### WHAT THE TASK REQUIRES
Copy each line where the word "Snap" occurs.

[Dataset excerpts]

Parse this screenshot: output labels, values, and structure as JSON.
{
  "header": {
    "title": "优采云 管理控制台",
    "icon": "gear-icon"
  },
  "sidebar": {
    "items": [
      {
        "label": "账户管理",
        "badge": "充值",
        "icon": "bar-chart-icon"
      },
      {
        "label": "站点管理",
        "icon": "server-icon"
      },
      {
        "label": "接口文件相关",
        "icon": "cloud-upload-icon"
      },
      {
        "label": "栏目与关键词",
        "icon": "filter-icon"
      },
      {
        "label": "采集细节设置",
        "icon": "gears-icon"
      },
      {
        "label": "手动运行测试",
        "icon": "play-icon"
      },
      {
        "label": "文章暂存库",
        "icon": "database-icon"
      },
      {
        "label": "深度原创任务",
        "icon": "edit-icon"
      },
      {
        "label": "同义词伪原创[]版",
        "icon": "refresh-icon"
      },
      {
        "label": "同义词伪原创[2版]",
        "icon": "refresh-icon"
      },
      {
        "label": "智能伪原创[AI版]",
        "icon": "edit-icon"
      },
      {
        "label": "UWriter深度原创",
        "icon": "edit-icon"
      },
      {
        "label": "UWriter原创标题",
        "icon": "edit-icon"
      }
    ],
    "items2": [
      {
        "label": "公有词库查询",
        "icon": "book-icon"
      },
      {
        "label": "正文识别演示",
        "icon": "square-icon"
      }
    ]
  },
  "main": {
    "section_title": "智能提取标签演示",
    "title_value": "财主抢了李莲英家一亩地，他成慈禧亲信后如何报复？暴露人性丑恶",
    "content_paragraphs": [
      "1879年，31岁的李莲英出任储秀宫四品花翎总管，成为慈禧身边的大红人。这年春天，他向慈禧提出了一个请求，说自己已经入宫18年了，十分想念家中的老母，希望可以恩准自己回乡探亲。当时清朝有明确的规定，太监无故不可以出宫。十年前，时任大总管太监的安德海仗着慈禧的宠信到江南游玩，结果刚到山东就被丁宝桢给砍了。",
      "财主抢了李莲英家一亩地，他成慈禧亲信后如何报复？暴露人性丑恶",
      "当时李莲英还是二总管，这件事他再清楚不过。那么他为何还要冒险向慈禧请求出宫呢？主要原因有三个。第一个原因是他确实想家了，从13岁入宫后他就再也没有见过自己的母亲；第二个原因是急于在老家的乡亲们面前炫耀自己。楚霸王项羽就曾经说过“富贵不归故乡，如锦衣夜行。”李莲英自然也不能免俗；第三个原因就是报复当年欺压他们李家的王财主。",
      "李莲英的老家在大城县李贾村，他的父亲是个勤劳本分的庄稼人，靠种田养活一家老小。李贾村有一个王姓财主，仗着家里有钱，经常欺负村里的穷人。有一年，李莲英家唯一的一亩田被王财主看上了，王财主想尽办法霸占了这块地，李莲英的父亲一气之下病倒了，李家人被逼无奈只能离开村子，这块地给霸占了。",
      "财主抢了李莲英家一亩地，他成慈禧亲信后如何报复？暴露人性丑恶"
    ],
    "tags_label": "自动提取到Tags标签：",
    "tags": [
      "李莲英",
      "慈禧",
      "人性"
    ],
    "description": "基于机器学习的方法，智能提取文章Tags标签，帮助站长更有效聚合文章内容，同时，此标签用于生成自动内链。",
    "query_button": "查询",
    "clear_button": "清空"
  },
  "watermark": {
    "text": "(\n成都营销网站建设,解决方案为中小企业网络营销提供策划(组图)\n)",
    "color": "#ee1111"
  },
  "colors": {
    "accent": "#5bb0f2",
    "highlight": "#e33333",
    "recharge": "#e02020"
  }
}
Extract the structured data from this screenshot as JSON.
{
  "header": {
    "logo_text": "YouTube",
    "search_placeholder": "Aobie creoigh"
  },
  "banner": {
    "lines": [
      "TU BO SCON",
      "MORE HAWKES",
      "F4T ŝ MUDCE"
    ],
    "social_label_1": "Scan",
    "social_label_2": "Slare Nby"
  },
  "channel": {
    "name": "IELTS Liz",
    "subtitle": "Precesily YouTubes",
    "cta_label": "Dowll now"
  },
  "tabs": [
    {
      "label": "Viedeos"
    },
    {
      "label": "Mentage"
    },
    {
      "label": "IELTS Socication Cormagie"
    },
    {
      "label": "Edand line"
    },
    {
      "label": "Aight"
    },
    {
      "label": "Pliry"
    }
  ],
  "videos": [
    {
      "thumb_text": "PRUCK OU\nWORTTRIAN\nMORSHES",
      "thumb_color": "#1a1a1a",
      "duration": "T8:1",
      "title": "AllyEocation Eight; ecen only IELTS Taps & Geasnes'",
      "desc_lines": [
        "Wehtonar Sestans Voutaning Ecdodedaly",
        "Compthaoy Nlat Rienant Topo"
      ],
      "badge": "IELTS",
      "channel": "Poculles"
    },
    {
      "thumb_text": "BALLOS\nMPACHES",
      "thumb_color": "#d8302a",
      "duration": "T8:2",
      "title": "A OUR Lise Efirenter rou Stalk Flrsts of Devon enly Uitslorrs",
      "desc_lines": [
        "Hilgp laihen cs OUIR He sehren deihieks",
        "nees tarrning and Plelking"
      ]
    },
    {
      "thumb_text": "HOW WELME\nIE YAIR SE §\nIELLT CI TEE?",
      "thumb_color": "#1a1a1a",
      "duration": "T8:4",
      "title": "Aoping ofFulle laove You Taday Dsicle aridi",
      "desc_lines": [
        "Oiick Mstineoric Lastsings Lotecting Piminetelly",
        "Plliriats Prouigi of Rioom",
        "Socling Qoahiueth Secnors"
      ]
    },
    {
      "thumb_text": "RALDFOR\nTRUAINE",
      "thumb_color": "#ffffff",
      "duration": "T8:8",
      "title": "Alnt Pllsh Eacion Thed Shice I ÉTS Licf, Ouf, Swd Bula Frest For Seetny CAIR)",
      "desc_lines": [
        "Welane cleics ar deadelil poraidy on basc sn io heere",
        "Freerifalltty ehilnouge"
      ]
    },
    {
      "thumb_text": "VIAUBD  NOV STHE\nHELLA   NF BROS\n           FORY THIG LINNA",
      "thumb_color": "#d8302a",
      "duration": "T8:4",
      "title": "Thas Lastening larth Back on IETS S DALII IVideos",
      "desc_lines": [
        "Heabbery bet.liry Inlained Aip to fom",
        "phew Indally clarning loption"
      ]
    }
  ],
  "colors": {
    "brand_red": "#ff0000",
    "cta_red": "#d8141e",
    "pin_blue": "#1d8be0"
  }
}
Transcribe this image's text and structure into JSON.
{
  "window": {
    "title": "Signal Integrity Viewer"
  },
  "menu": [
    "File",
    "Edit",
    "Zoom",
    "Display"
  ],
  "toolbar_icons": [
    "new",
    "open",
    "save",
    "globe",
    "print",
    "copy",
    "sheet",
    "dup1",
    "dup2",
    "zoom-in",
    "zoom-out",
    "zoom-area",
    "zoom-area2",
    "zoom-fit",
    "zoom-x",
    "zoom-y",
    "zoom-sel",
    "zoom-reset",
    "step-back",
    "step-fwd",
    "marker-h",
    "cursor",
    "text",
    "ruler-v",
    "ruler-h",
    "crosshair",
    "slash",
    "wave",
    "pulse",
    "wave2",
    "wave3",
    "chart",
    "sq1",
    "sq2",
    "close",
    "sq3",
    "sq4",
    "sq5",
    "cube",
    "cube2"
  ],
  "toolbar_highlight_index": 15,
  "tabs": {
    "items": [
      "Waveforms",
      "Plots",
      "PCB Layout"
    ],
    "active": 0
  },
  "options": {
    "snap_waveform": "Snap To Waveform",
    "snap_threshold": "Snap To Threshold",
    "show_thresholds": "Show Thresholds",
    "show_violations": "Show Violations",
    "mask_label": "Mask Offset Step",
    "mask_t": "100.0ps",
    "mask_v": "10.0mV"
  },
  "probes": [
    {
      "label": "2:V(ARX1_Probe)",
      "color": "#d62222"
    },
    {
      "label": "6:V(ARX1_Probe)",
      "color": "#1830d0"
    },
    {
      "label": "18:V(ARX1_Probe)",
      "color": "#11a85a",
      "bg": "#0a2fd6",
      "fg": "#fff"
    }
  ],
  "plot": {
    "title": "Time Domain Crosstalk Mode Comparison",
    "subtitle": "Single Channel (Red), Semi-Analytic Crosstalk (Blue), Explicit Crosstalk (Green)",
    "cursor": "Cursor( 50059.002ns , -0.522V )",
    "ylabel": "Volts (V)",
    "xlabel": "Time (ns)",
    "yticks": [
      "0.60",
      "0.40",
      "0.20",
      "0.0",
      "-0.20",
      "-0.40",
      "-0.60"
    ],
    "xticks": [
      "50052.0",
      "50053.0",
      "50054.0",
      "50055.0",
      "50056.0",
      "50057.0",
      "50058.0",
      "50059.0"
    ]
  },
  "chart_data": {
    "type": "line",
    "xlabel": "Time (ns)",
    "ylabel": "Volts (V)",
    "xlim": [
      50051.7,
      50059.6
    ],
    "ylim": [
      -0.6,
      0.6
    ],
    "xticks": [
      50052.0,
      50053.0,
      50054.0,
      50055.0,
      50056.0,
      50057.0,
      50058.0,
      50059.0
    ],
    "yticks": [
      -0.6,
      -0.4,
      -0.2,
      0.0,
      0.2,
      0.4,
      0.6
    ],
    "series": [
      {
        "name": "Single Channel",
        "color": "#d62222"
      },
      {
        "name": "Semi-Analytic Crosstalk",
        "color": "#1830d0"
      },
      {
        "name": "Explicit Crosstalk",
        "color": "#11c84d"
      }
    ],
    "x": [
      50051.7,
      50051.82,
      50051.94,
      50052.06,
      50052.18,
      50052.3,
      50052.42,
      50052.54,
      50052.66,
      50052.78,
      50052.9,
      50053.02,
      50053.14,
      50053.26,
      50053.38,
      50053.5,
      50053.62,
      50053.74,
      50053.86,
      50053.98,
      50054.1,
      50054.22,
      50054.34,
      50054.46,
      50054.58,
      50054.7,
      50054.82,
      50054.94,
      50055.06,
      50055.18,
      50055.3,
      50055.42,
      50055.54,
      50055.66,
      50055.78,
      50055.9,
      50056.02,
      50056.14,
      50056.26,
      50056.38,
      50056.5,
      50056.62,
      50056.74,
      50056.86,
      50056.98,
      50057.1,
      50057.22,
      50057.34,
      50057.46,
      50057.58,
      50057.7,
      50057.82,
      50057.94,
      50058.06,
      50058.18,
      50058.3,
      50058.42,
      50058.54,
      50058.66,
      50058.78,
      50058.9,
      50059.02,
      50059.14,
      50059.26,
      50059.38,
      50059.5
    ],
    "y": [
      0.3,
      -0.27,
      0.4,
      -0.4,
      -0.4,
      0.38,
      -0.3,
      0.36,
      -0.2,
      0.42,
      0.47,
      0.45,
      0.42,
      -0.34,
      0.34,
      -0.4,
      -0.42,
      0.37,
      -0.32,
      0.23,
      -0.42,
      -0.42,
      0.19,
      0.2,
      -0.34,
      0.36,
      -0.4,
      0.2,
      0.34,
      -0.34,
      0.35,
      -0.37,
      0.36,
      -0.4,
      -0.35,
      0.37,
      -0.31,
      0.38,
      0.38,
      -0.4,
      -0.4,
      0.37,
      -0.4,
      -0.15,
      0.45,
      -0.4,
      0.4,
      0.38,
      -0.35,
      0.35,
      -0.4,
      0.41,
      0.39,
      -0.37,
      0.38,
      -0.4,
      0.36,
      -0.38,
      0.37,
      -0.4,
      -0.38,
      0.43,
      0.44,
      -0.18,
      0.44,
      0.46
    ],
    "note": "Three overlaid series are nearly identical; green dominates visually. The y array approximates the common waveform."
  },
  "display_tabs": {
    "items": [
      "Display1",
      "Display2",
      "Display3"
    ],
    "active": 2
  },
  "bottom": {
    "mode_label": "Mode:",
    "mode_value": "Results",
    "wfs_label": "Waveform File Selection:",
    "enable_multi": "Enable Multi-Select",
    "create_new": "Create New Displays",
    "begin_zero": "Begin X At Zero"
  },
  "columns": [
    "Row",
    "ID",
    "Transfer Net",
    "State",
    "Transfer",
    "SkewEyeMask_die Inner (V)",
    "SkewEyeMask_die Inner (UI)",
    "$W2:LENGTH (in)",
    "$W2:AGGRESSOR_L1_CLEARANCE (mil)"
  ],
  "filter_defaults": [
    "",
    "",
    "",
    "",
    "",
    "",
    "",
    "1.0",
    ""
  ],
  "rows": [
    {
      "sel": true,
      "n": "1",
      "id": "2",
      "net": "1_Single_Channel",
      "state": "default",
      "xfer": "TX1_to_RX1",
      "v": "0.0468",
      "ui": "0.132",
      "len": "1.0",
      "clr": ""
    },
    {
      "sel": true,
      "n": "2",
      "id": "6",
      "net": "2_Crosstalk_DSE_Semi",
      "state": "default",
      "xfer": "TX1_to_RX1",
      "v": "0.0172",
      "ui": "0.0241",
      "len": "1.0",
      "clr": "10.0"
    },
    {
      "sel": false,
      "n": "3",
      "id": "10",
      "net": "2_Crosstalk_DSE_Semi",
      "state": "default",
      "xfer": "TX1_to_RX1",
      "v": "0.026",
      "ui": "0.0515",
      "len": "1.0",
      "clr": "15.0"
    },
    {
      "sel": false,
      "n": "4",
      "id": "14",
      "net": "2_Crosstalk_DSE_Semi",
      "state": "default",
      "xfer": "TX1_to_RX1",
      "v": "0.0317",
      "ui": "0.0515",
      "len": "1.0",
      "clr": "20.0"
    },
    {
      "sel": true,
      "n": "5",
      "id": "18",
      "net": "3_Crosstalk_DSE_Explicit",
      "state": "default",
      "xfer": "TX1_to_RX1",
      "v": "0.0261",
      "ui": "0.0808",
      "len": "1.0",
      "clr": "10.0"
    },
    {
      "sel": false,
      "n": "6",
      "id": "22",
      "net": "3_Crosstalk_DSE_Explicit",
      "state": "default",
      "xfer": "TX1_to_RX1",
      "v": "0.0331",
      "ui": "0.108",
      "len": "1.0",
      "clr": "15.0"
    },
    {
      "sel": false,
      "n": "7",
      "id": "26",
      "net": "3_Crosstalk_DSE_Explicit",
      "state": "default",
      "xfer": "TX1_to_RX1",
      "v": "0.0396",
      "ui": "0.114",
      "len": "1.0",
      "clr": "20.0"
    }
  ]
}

### THE REPLY
    "snap_waveform": "Snap To Waveform",
    "snap_threshold": "Snap To Threshold",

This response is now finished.